TASK DIRECTIONS>
Reproduce every item below character for character, omitting the pictures.
-- START OF EXERCISE INPUT --
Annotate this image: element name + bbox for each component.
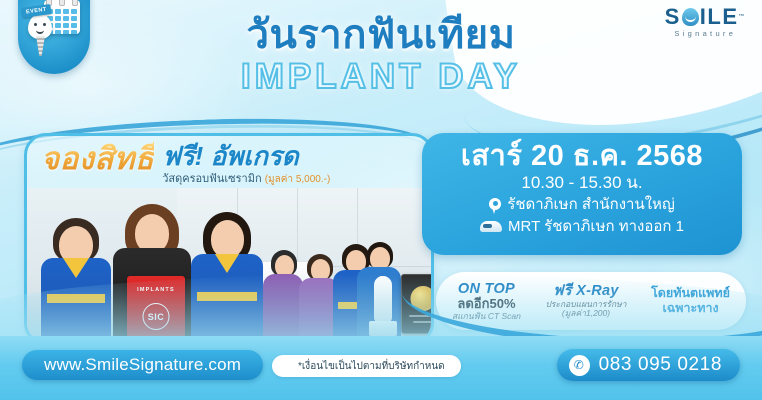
event-location-row: รัชดาภิเษก สำนักงานใหญ่ (422, 195, 742, 215)
phone-number: 083 095 0218 (599, 354, 722, 376)
offer-subtitle: วัสดุครอบฟันเซรามิก (มูลค่า 5,000.-) (162, 169, 330, 187)
terms-disclaimer: *เงื่อนไขเป็นไปตามที่บริษัทกำหนด (272, 355, 461, 377)
mrt-train-icon (480, 220, 502, 234)
promo-banner: EVENT S ILE ™ Signature วันรากฟันเทียม I… (0, 0, 762, 400)
event-date: เสาร์ 20 ธ.ค. 2568 (422, 139, 742, 174)
offer-headline-gold: จองสิทธิ์ (41, 142, 154, 176)
event-transit-row: MRT รัชดาภิเษก ทางออก 1 (422, 217, 742, 237)
offer-subtitle-text: วัสดุครอบฟันเซรามิก (162, 173, 261, 185)
event-details-panel: เสาร์ 20 ธ.ค. 2568 10.30 - 15.30 น. รัชด… (422, 133, 742, 255)
phone-icon: ✆ (569, 355, 590, 376)
offer-headline-block: ฟรี! อัพเกรด วัสดุครอบฟันเซรามิก (มูลค่า… (162, 143, 330, 187)
page-title-thai: วันรากฟันเทียม (0, 14, 762, 56)
offer-headline-row: จองสิทธิ์ ฟรี! อัพเกรด วัสดุครอบฟันเซราม… (27, 142, 431, 187)
website-link[interactable]: www.SmileSignature.com (22, 350, 263, 380)
calendar-rings-icon (46, 0, 78, 6)
headline-group: วันรากฟันเทียม IMPLANT DAY (0, 14, 762, 97)
offer-headline-blue: ฟรี! อัพเกรด (162, 143, 330, 170)
phone-button[interactable]: ✆ 083 095 0218 (557, 349, 740, 381)
location-pin-icon (489, 198, 501, 214)
page-title-english: IMPLANT DAY (0, 58, 762, 97)
event-location-text: รัชดาภิเษก สำนักงานใหญ่ (507, 195, 674, 215)
event-time: 10.30 - 15.30 น. (422, 172, 742, 194)
offer-value-text: (มูลค่า 5,000.-) (265, 174, 331, 185)
event-transit-text: MRT รัชดาภิเษก ทางออก 1 (508, 217, 684, 237)
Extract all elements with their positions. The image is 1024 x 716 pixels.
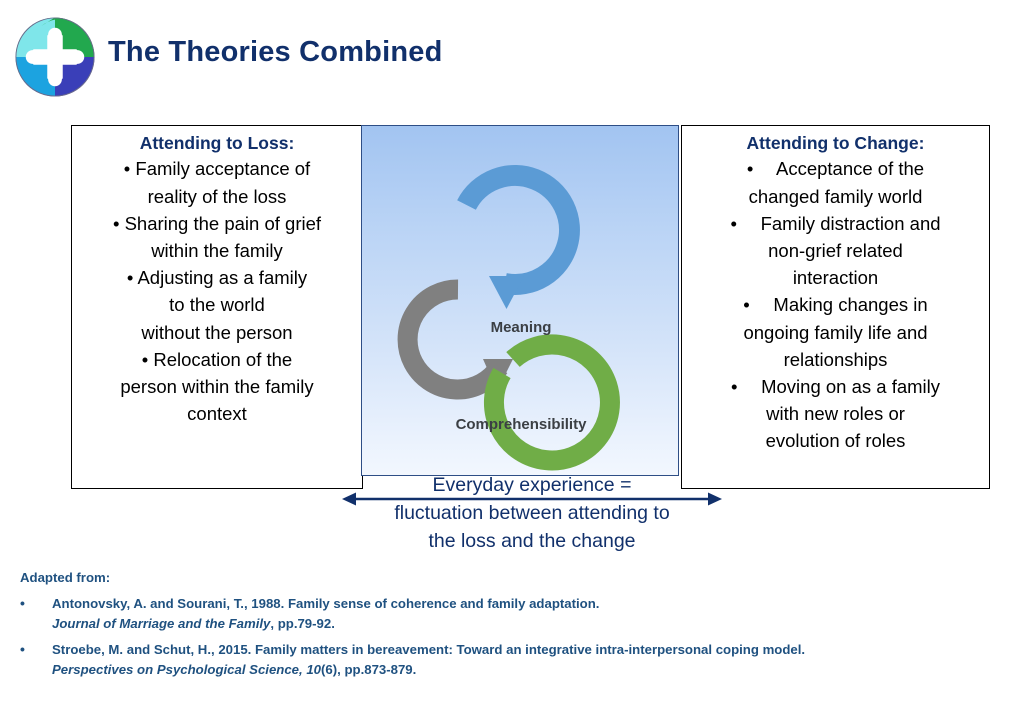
caption-line-3: the loss and the change bbox=[322, 528, 742, 556]
list-item: relationships bbox=[688, 346, 983, 373]
list-item: within the family bbox=[78, 237, 356, 264]
attending-to-change-heading: Attending to Change: bbox=[688, 132, 983, 154]
reference-pages: , pp.79-92. bbox=[270, 616, 335, 631]
list-item: context bbox=[78, 400, 356, 427]
reference-item: • Antonovsky, A. and Sourani, T., 1988. … bbox=[20, 594, 1010, 634]
list-item: • Sharing the pain of grief bbox=[78, 210, 356, 237]
reference-journal: Journal of Marriage and the Family bbox=[52, 616, 270, 631]
list-item: • Family distraction and bbox=[688, 210, 983, 237]
list-item: changed family world bbox=[688, 183, 983, 210]
caption-line-1: Everyday experience = bbox=[322, 472, 742, 500]
list-item: interaction bbox=[688, 264, 983, 291]
list-item: evolution of roles bbox=[688, 427, 983, 454]
cycle-label-meaning: Meaning bbox=[362, 319, 679, 336]
references-section: Adapted from: • Antonovsky, A. and Soura… bbox=[20, 568, 1010, 680]
slide-header: The Theories Combined bbox=[0, 0, 1024, 115]
caption-line-2: fluctuation between attending to bbox=[322, 500, 742, 528]
list-item: • Relocation of the bbox=[78, 346, 356, 373]
page-title: The Theories Combined bbox=[108, 36, 443, 69]
bullet-icon: • bbox=[20, 593, 25, 614]
list-item: • Acceptance of the bbox=[688, 155, 983, 182]
list-item: reality of the loss bbox=[78, 183, 356, 210]
reference-pages: (6), pp.873-879. bbox=[321, 662, 416, 677]
globe-puzzle-logo-icon bbox=[12, 14, 98, 100]
reference-line-2: Perspectives on Psychological Science, 1… bbox=[52, 660, 1010, 680]
list-item: to the world bbox=[78, 291, 356, 318]
attending-to-loss-box: Attending to Loss: • Family acceptance o… bbox=[71, 125, 363, 489]
reference-text: Antonovsky, A. and Sourani, T., 1988. Fa… bbox=[52, 596, 599, 611]
meaning-arc-icon bbox=[446, 175, 569, 309]
list-item: • Family acceptance of bbox=[78, 155, 356, 182]
reference-line-2: Journal of Marriage and the Family, pp.7… bbox=[52, 614, 1010, 634]
bullet-icon: • bbox=[20, 639, 25, 660]
attending-to-change-box: Attending to Change: • Acceptance of the… bbox=[681, 125, 990, 489]
reference-journal: Perspectives on Psychological Science, 1… bbox=[52, 662, 321, 677]
list-item: • Adjusting as a family bbox=[78, 264, 356, 291]
cycle-label-comprehensibility: Comprehensibility bbox=[362, 416, 679, 433]
attending-to-loss-heading: Attending to Loss: bbox=[78, 132, 356, 154]
sense-of-coherence-cycle-panel: Meaning Comprehensibility Manageability bbox=[361, 125, 679, 476]
list-item: • Making changes in bbox=[688, 291, 983, 318]
reference-item: • Stroebe, M. and Schut, H., 2015. Famil… bbox=[20, 640, 1010, 680]
list-item: person within the family bbox=[78, 373, 356, 400]
list-item: with new roles or bbox=[688, 400, 983, 427]
references-heading: Adapted from: bbox=[20, 568, 1010, 588]
everyday-experience-caption: Everyday experience = fluctuation betwee… bbox=[322, 472, 742, 556]
list-item: without the person bbox=[78, 319, 356, 346]
reference-text: Stroebe, M. and Schut, H., 2015. Family … bbox=[52, 642, 805, 657]
logo-svg bbox=[12, 14, 98, 100]
list-item: ongoing family life and bbox=[688, 319, 983, 346]
cycle-label-comprehensibility-text: Comprehensibility bbox=[456, 416, 587, 433]
list-item: • Moving on as a family bbox=[688, 373, 983, 400]
list-item: non-grief related bbox=[688, 237, 983, 264]
cycle-label-meaning-text: Meaning bbox=[491, 319, 552, 336]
-- END OF EXERCISE INPUT --
TASK RESPONSE>
Annotate this image: element name + bbox for each component.
event-location-row: รัชดาภิเษก สำนักงานใหญ่ (422, 195, 742, 215)
phone-number: 083 095 0218 (599, 354, 722, 376)
offer-subtitle: วัสดุครอบฟันเซรามิก (มูลค่า 5,000.-) (162, 169, 330, 187)
terms-disclaimer: *เงื่อนไขเป็นไปตามที่บริษัทกำหนด (272, 355, 461, 377)
mrt-train-icon (480, 220, 502, 234)
promo-banner: EVENT S ILE ™ Signature วันรากฟันเทียม I… (0, 0, 762, 400)
event-date: เสาร์ 20 ธ.ค. 2568 (422, 139, 742, 174)
offer-headline-gold: จองสิทธิ์ (41, 142, 154, 176)
event-transit-row: MRT รัชดาภิเษก ทางออก 1 (422, 217, 742, 237)
offer-subtitle-text: วัสดุครอบฟันเซรามิก (162, 173, 261, 185)
event-details-panel: เสาร์ 20 ธ.ค. 2568 10.30 - 15.30 น. รัชด… (422, 133, 742, 255)
phone-icon: ✆ (569, 355, 590, 376)
offer-headline-block: ฟรี! อัพเกรด วัสดุครอบฟันเซรามิก (มูลค่า… (162, 143, 330, 187)
page-title-thai: วันรากฟันเทียม (0, 14, 762, 56)
offer-headline-row: จองสิทธิ์ ฟรี! อัพเกรด วัสดุครอบฟันเซราม… (27, 142, 431, 187)
website-link[interactable]: www.SmileSignature.com (22, 350, 263, 380)
calendar-rings-icon (46, 0, 78, 6)
headline-group: วันรากฟันเทียม IMPLANT DAY (0, 14, 762, 97)
offer-headline-blue: ฟรี! อัพเกรด (162, 143, 330, 170)
phone-button[interactable]: ✆ 083 095 0218 (557, 349, 740, 381)
location-pin-icon (489, 198, 501, 214)
page-title-english: IMPLANT DAY (0, 58, 762, 97)
event-location-text: รัชดาภิเษก สำนักงานใหญ่ (507, 195, 674, 215)
event-time: 10.30 - 15.30 น. (422, 172, 742, 194)
offer-value-text: (มูลค่า 5,000.-) (265, 174, 331, 185)
event-transit-text: MRT รัชดาภิเษก ทางออก 1 (508, 217, 684, 237)
Extract all elements with their positions. The image is 1024 x 716 pixels.
caption-line-3: the loss and the change bbox=[322, 528, 742, 556]
list-item: relationships bbox=[688, 346, 983, 373]
list-item: within the family bbox=[78, 237, 356, 264]
attending-to-change-heading: Attending to Change: bbox=[688, 132, 983, 154]
reference-pages: , pp.79-92. bbox=[270, 616, 335, 631]
list-item: context bbox=[78, 400, 356, 427]
reference-item: • Antonovsky, A. and Sourani, T., 1988. … bbox=[20, 594, 1010, 634]
list-item: • Sharing the pain of grief bbox=[78, 210, 356, 237]
reference-journal: Journal of Marriage and the Family bbox=[52, 616, 270, 631]
list-item: • Family distraction and bbox=[688, 210, 983, 237]
list-item: changed family world bbox=[688, 183, 983, 210]
caption-line-1: Everyday experience = bbox=[322, 472, 742, 500]
list-item: interaction bbox=[688, 264, 983, 291]
list-item: evolution of roles bbox=[688, 427, 983, 454]
cycle-label-meaning: Meaning bbox=[362, 319, 679, 336]
references-section: Adapted from: • Antonovsky, A. and Soura… bbox=[20, 568, 1010, 680]
slide-header: The Theories Combined bbox=[0, 0, 1024, 115]
caption-line-2: fluctuation between attending to bbox=[322, 500, 742, 528]
list-item: • Relocation of the bbox=[78, 346, 356, 373]
page-title: The Theories Combined bbox=[108, 36, 443, 69]
bullet-icon: • bbox=[20, 593, 25, 614]
list-item: • Acceptance of the bbox=[688, 155, 983, 182]
list-item: reality of the loss bbox=[78, 183, 356, 210]
reference-pages: (6), pp.873-879. bbox=[321, 662, 416, 677]
globe-puzzle-logo-icon bbox=[12, 14, 98, 100]
reference-line-2: Perspectives on Psychological Science, 1… bbox=[52, 660, 1010, 680]
list-item: to the world bbox=[78, 291, 356, 318]
attending-to-loss-box: Attending to Loss: • Family acceptance o… bbox=[71, 125, 363, 489]
reference-text: Antonovsky, A. and Sourani, T., 1988. Fa… bbox=[52, 596, 599, 611]
meaning-arc-icon bbox=[446, 175, 569, 309]
list-item: • Family acceptance of bbox=[78, 155, 356, 182]
reference-line-2: Journal of Marriage and the Family, pp.7… bbox=[52, 614, 1010, 634]
bullet-icon: • bbox=[20, 639, 25, 660]
attending-to-change-box: Attending to Change: • Acceptance of the… bbox=[681, 125, 990, 489]
reference-journal: Perspectives on Psychological Science, 1… bbox=[52, 662, 321, 677]
list-item: • Adjusting as a family bbox=[78, 264, 356, 291]
cycle-label-comprehensibility: Comprehensibility bbox=[362, 416, 679, 433]
attending-to-loss-heading: Attending to Loss: bbox=[78, 132, 356, 154]
sense-of-coherence-cycle-panel: Meaning Comprehensibility Manageability bbox=[361, 125, 679, 476]
list-item: • Making changes in bbox=[688, 291, 983, 318]
reference-item: • Stroebe, M. and Schut, H., 2015. Famil… bbox=[20, 640, 1010, 680]
list-item: person within the family bbox=[78, 373, 356, 400]
list-item: with new roles or bbox=[688, 400, 983, 427]
references-heading: Adapted from: bbox=[20, 568, 1010, 588]
everyday-experience-caption: Everyday experience = fluctuation betwee… bbox=[322, 472, 742, 556]
list-item: without the person bbox=[78, 319, 356, 346]
reference-text: Stroebe, M. and Schut, H., 2015. Family … bbox=[52, 642, 805, 657]
logo-svg bbox=[12, 14, 98, 100]
list-item: ongoing family life and bbox=[688, 319, 983, 346]
cycle-label-comprehensibility-text: Comprehensibility bbox=[456, 416, 587, 433]
list-item: • Moving on as a family bbox=[688, 373, 983, 400]
list-item: non-grief related bbox=[688, 237, 983, 264]
cycle-label-meaning-text: Meaning bbox=[491, 319, 552, 336]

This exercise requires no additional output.